WHAT IS EXPECTED
Repeat every entry exactly as given.

━━━━━ DATA FOR REVIEW

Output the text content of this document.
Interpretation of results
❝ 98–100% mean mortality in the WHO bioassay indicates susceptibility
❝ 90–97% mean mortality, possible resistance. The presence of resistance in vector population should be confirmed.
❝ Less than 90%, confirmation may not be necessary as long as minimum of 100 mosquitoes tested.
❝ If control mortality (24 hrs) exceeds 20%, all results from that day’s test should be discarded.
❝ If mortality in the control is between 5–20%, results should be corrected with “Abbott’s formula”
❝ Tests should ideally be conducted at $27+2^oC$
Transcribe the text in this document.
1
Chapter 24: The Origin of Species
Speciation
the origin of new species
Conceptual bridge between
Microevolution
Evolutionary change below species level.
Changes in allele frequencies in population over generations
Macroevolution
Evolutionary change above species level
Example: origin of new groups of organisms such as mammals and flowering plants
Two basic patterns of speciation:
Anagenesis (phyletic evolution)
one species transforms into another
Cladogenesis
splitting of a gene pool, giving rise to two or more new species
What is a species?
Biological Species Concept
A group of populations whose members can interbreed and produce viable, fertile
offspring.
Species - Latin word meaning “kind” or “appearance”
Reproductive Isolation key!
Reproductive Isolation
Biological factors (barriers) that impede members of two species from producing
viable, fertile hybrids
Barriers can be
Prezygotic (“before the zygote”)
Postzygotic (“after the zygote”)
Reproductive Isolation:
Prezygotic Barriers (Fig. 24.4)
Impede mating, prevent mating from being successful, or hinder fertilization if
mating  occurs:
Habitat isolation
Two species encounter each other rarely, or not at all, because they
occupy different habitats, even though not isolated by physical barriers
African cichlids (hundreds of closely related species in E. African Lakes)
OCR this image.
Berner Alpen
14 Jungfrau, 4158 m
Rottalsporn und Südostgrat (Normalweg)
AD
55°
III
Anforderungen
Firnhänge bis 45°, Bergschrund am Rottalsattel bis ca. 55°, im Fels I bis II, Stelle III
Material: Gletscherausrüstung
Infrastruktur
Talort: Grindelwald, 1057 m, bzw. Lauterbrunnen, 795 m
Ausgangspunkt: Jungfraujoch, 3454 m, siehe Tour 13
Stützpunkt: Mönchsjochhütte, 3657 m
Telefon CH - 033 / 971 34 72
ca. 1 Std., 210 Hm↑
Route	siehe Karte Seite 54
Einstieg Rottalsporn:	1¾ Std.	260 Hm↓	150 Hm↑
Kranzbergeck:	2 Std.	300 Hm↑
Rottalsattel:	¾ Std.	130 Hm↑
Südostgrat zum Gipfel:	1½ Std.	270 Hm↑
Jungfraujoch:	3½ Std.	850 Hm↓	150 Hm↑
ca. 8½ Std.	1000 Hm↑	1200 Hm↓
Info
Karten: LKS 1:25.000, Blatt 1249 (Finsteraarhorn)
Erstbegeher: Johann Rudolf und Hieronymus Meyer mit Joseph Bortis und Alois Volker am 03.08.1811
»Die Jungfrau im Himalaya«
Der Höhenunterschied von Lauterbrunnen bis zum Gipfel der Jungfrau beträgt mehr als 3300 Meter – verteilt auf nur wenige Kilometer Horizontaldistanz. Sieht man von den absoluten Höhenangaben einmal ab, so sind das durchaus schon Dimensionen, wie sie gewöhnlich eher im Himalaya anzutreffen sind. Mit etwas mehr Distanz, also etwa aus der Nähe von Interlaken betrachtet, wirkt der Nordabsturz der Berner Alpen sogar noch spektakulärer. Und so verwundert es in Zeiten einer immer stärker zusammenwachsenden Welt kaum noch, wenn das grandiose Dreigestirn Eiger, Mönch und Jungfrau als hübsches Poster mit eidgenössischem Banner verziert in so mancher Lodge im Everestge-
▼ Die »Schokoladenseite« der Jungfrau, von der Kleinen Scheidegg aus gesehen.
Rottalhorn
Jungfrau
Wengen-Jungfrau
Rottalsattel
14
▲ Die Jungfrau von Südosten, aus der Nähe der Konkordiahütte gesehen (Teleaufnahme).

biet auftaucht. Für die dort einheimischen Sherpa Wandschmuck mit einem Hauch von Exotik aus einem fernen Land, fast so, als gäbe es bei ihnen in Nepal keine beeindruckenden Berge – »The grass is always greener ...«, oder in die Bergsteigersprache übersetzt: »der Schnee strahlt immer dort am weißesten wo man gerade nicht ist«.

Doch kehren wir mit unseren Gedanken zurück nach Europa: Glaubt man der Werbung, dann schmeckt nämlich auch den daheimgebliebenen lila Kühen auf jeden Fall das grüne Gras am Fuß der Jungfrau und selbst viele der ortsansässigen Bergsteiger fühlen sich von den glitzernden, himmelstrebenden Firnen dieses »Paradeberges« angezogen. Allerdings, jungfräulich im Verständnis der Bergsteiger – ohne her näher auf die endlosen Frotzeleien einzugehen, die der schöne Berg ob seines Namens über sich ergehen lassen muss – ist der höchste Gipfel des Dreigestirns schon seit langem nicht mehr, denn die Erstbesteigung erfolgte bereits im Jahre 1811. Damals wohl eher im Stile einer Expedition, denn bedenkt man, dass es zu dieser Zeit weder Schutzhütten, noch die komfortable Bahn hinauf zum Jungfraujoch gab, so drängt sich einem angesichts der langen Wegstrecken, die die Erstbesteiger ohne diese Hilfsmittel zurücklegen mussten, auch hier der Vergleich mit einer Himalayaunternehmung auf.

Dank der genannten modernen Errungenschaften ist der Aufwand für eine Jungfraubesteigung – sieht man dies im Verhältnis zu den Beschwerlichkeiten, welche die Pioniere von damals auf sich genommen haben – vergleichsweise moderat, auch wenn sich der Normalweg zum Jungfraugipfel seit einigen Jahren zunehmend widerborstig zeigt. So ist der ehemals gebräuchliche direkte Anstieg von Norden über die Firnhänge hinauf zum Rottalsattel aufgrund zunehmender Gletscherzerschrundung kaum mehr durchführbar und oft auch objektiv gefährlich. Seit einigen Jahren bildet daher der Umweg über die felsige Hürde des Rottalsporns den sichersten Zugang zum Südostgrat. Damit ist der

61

━━━━━━━━━━

EXERCISE ANSWER
Output the text content of this document.
Interpretation of results
❝ 98–100% mean mortality in the WHO bioassay indicates susceptibility
❝ 90–97% mean mortality, possible resistance. The presence of resistance in vector population should be confirmed.
❝ Less than 90%, confirmation may not be necessary as long as minimum of 100 mosquitoes tested.
❝ If control mortality (24 hrs) exceeds 20%, all results from that day’s test should be discarded.
❝ If mortality in the control is between 5–20%, results should be corrected with “Abbott’s formula”
❝ Tests should ideally be conducted at $27+2^oC$
Transcribe the text in this document.
1
Chapter 24: The Origin of Species
Speciation
the origin of new species
Conceptual bridge between
Microevolution
Evolutionary change below species level.
Changes in allele frequencies in population over generations
Macroevolution
Evolutionary change above species level
Example: origin of new groups of organisms such as mammals and flowering plants
Two basic patterns of speciation:
Anagenesis (phyletic evolution)
one species transforms into another
Cladogenesis
splitting of a gene pool, giving rise to two or more new species
What is a species?
Biological Species Concept
A group of populations whose members can interbreed and produce viable, fertile
offspring.
Species - Latin word meaning “kind” or “appearance”
Reproductive Isolation key!
Reproductive Isolation
Biological factors (barriers) that impede members of two species from producing
viable, fertile hybrids
Barriers can be
Prezygotic (“before the zygote”)
Postzygotic (“after the zygote”)
Reproductive Isolation:
Prezygotic Barriers (Fig. 24.4)
Impede mating, prevent mating from being successful, or hinder fertilization if
mating  occurs:
Habitat isolation
Two species encounter each other rarely, or not at all, because they
occupy different habitats, even though not isolated by physical barriers
African cichlids (hundreds of closely related species in E. African Lakes)
OCR this image.
Berner Alpen
14 Jungfrau, 4158 m
Rottalsporn und Südostgrat (Normalweg)
AD
55°
III
Anforderungen
Firnhänge bis 45°, Bergschrund am Rottalsattel bis ca. 55°, im Fels I bis II, Stelle III
Material: Gletscherausrüstung
Infrastruktur
Talort: Grindelwald, 1057 m, bzw. Lauterbrunnen, 795 m
Ausgangspunkt: Jungfraujoch, 3454 m, siehe Tour 13
Stützpunkt: Mönchsjochhütte, 3657 m
Telefon CH - 033 / 971 34 72
ca. 1 Std., 210 Hm↑
Route	siehe Karte Seite 54
Einstieg Rottalsporn:	1¾ Std.	260 Hm↓	150 Hm↑
Kranzbergeck:	2 Std.	300 Hm↑
Rottalsattel:	¾ Std.	130 Hm↑
Südostgrat zum Gipfel:	1½ Std.	270 Hm↑
Jungfraujoch:	3½ Std.	850 Hm↓	150 Hm↑
ca. 8½ Std.	1000 Hm↑	1200 Hm↓
Info
Karten: LKS 1:25.000, Blatt 1249 (Finsteraarhorn)
Erstbegeher: Johann Rudolf und Hieronymus Meyer mit Joseph Bortis und Alois Volker am 03.08.1811
»Die Jungfrau im Himalaya«
Der Höhenunterschied von Lauterbrunnen bis zum Gipfel der Jungfrau beträgt mehr als 3300 Meter – verteilt auf nur wenige Kilometer Horizontaldistanz. Sieht man von den absoluten Höhenangaben einmal ab, so sind das durchaus schon Dimensionen, wie sie gewöhnlich eher im Himalaya anzutreffen sind. Mit etwas mehr Distanz, also etwa aus der Nähe von Interlaken betrachtet, wirkt der Nordabsturz der Berner Alpen sogar noch spektakulärer. Und so verwundert es in Zeiten einer immer stärker zusammenwachsenden Welt kaum noch, wenn das grandiose Dreigestirn Eiger, Mönch und Jungfrau als hübsches Poster mit eidgenössischem Banner verziert in so mancher Lodge im Everestge-
▼ Die »Schokoladenseite« der Jungfrau, von der Kleinen Scheidegg aus gesehen.
Rottalhorn
Jungfrau
Wengen-Jungfrau
Rottalsattel
14
▲ Die Jungfrau von Südosten, aus der Nähe der Konkordiahütte gesehen (Teleaufnahme).

biet auftaucht. Für die dort einheimischen Sherpa Wandschmuck mit einem Hauch von Exotik aus einem fernen Land, fast so, als gäbe es bei ihnen in Nepal keine beeindruckenden Berge – »The grass is always greener ...«, oder in die Bergsteigersprache übersetzt: »der Schnee strahlt immer dort am weißesten wo man gerade nicht ist«.

Doch kehren wir mit unseren Gedanken zurück nach Europa: Glaubt man der Werbung, dann schmeckt nämlich auch den daheimgebliebenen lila Kühen auf jeden Fall das grüne Gras am Fuß der Jungfrau und selbst viele der ortsansässigen Bergsteiger fühlen sich von den glitzernden, himmelstrebenden Firnen dieses »Paradeberges« angezogen. Allerdings, jungfräulich im Verständnis der Bergsteiger – ohne her näher auf die endlosen Frotzeleien einzugehen, die der schöne Berg ob seines Namens über sich ergehen lassen muss – ist der höchste Gipfel des Dreigestirns schon seit langem nicht mehr, denn die Erstbesteigung erfolgte bereits im Jahre 1811. Damals wohl eher im Stile einer Expedition, denn bedenkt man, dass es zu dieser Zeit weder Schutzhütten, noch die komfortable Bahn hinauf zum Jungfraujoch gab, so drängt sich einem angesichts der langen Wegstrecken, die die Erstbesteiger ohne diese Hilfsmittel zurücklegen mussten, auch hier der Vergleich mit einer Himalayaunternehmung auf.

Dank der genannten modernen Errungenschaften ist der Aufwand für eine Jungfraubesteigung – sieht man dies im Verhältnis zu den Beschwerlichkeiten, welche die Pioniere von damals auf sich genommen haben – vergleichsweise moderat, auch wenn sich der Normalweg zum Jungfraugipfel seit einigen Jahren zunehmend widerborstig zeigt. So ist der ehemals gebräuchliche direkte Anstieg von Norden über die Firnhänge hinauf zum Rottalsattel aufgrund zunehmender Gletscherzerschrundung kaum mehr durchführbar und oft auch objektiv gefährlich. Seit einigen Jahren bildet daher der Umweg über die felsige Hürde des Rottalsporns den sichersten Zugang zum Südostgrat. Damit ist der

61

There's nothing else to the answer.